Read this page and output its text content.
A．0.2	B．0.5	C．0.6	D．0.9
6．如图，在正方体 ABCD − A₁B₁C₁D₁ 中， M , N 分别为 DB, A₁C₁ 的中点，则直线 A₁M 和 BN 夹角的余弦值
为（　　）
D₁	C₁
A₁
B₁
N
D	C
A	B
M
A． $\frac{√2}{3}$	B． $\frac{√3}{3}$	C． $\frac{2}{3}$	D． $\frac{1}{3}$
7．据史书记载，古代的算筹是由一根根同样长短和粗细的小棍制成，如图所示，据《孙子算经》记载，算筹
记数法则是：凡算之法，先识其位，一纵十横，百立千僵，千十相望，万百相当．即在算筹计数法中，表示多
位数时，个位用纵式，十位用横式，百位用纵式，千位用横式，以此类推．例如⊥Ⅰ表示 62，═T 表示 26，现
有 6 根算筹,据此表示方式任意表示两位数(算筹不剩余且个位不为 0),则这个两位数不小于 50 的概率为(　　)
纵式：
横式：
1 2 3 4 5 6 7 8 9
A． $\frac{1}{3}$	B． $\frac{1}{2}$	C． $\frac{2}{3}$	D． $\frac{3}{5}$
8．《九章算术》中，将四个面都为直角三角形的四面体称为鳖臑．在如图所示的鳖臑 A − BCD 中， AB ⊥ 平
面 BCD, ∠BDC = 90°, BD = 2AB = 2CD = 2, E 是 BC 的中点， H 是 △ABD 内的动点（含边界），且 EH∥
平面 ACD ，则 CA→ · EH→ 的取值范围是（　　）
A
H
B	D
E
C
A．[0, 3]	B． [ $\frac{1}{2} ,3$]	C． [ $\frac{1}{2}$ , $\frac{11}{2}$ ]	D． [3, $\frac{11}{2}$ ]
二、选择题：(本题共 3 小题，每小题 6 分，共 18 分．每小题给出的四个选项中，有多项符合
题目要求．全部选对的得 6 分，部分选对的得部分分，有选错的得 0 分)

## REQUEST
Please repeat the listing above in full and exactly.

## OUTPUT FOR THIS TASK
Read this page and output its text content.
A．0.2	B．0.5	C．0.6	D．0.9
6．如图，在正方体 ABCD − A₁B₁C₁D₁ 中， M , N 分别为 DB, A₁C₁ 的中点，则直线 A₁M 和 BN 夹角的余弦值
为（　　）
D₁	C₁
A₁
B₁
N
D	C
A	B
M
A． $\frac{√2}{3}$	B． $\frac{√3}{3}$	C． $\frac{2}{3}$	D． $\frac{1}{3}$
7．据史书记载，古代的算筹是由一根根同样长短和粗细的小棍制成，如图所示，据《孙子算经》记载，算筹
记数法则是：凡算之法，先识其位，一纵十横，百立千僵，千十相望，万百相当．即在算筹计数法中，表示多
位数时，个位用纵式，十位用横式，百位用纵式，千位用横式，以此类推．例如⊥Ⅰ表示 62，═T 表示 26，现
有 6 根算筹,据此表示方式任意表示两位数(算筹不剩余且个位不为 0),则这个两位数不小于 50 的概率为(　　)
纵式：
横式：
1 2 3 4 5 6 7 8 9
A． $\frac{1}{3}$	B． $\frac{1}{2}$	C． $\frac{2}{3}$	D． $\frac{3}{5}$
8．《九章算术》中，将四个面都为直角三角形的四面体称为鳖臑．在如图所示的鳖臑 A − BCD 中， AB ⊥ 平
面 BCD, ∠BDC = 90°, BD = 2AB = 2CD = 2, E 是 BC 的中点， H 是 △ABD 内的动点（含边界），且 EH∥
平面 ACD ，则 CA→ · EH→ 的取值范围是（　　）
A
H
B	D
E
C
A．[0, 3]	B． [ $\frac{1}{2} ,3$]	C． [ $\frac{1}{2}$ , $\frac{11}{2}$ ]	D． [3, $\frac{11}{2}$ ]
二、选择题：(本题共 3 小题，每小题 6 分，共 18 分．每小题给出的四个选项中，有多项符合
题目要求．全部选对的得 6 分，部分选对的得部分分，有选错的得 0 分)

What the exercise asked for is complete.